▸ **PROBLEM DETAILS**
Your task is to copy every line of the entries that contains "name".

---------- DATA TO USE ----------

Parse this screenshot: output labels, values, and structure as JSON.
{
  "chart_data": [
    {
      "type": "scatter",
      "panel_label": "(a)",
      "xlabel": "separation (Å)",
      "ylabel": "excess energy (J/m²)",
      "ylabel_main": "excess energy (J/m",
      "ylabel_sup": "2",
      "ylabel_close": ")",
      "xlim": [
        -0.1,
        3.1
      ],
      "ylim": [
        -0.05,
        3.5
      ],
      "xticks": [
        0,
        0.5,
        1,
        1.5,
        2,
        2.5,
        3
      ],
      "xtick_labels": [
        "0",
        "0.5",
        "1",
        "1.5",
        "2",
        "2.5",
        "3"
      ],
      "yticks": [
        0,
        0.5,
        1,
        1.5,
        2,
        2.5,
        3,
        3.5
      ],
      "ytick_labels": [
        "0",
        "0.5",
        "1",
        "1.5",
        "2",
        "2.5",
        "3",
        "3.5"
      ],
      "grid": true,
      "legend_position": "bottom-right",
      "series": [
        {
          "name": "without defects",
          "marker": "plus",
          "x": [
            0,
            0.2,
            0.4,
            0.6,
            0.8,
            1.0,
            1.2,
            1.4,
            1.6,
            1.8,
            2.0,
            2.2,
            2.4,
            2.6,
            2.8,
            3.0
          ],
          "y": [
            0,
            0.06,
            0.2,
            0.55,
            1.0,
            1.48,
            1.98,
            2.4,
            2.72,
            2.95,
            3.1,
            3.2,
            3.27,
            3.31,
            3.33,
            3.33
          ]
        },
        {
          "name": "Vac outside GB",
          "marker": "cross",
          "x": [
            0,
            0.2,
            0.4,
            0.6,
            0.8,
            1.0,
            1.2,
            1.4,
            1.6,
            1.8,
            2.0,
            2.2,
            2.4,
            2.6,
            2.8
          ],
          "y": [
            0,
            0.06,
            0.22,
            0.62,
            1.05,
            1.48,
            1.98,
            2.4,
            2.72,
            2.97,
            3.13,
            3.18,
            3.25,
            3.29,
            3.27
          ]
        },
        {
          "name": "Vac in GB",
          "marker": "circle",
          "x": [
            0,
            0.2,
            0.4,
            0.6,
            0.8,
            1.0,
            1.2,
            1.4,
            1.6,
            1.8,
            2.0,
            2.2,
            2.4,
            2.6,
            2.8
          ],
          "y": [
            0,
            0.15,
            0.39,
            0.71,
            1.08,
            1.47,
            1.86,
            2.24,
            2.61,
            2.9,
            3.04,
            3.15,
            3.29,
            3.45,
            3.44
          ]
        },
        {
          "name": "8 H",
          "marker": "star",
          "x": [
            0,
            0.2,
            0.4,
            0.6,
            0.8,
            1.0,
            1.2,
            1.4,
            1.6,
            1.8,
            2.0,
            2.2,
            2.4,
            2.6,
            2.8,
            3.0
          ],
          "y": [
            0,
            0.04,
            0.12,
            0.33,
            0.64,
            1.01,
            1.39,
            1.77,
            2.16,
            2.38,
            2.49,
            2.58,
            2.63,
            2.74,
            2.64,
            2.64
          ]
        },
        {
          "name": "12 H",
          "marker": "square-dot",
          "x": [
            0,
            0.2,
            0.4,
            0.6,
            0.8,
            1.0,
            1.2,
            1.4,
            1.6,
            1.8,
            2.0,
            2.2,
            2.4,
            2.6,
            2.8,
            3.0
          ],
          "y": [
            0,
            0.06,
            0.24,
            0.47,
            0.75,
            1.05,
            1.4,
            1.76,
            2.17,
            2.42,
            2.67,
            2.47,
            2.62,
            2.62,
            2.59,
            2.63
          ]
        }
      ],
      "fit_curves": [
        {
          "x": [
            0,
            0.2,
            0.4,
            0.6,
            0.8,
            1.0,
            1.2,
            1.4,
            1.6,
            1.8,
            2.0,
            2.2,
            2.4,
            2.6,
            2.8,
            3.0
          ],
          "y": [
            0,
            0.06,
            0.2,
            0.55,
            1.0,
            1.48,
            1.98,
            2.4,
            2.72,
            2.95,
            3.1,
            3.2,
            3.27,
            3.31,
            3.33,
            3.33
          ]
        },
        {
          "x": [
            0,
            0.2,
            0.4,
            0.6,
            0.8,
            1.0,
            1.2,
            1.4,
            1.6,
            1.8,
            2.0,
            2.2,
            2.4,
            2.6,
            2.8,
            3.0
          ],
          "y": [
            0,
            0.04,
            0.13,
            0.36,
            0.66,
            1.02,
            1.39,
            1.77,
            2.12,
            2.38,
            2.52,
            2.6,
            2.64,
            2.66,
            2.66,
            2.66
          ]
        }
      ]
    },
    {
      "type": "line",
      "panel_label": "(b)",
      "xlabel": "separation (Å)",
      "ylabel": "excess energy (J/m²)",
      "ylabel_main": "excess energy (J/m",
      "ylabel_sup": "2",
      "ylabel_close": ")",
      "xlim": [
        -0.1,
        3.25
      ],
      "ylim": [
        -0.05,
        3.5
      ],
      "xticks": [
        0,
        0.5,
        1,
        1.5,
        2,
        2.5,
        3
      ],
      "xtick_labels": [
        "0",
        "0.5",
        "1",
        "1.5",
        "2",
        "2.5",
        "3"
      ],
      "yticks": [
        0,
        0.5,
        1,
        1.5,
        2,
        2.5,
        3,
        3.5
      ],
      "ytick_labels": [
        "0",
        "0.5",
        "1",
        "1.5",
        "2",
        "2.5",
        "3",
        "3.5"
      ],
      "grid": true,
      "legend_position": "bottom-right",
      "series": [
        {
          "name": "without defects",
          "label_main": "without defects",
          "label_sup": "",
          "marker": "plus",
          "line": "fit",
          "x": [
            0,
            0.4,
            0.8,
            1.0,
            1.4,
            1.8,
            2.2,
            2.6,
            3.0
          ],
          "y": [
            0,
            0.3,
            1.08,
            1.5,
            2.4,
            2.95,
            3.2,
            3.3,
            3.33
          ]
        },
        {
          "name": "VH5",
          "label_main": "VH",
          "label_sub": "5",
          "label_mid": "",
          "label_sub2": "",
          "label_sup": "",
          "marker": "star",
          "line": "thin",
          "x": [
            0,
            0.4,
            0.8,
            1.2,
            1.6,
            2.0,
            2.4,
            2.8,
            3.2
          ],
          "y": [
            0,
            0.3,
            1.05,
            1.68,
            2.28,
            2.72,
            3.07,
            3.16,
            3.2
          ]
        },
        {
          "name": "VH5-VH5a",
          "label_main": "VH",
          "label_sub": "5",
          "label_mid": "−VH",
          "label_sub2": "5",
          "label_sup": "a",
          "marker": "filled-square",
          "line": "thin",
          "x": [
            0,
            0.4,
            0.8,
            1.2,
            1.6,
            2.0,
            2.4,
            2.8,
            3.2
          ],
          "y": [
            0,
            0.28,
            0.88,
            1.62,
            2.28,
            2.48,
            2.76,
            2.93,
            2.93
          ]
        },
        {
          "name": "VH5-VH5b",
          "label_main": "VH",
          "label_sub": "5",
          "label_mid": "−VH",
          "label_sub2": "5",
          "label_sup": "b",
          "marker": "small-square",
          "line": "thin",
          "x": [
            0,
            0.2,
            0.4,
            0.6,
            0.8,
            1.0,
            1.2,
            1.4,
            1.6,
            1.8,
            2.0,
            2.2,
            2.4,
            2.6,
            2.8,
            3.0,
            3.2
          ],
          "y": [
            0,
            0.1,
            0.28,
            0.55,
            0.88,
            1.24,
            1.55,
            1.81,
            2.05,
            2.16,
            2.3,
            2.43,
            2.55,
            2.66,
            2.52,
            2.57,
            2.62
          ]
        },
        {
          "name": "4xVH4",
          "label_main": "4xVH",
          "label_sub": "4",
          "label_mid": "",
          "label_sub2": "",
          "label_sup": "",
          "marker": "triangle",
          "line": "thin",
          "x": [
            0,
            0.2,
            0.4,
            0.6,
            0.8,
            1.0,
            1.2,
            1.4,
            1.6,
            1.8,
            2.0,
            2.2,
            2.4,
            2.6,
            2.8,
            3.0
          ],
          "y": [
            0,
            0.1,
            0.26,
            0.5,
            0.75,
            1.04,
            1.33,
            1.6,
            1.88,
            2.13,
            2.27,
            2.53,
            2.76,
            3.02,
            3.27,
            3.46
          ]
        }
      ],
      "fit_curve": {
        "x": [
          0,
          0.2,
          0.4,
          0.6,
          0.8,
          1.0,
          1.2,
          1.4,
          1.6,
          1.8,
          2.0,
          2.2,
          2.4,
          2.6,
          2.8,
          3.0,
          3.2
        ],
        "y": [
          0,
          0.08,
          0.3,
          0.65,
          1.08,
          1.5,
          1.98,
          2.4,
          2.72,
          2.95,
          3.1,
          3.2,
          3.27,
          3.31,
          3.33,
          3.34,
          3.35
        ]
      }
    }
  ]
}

----------

▸ **EXPECTED ANSWER**
          "name": "without defects",
          "name": "Vac outside GB",
          "name": "Vac in GB",
          "name": "8 H",
          "name": "12 H",
          "name": "without defects",
          "name": "VH5",
          "name": "VH5-VH5a",
          "name": "VH5-VH5b",
          "name": "4xVH4",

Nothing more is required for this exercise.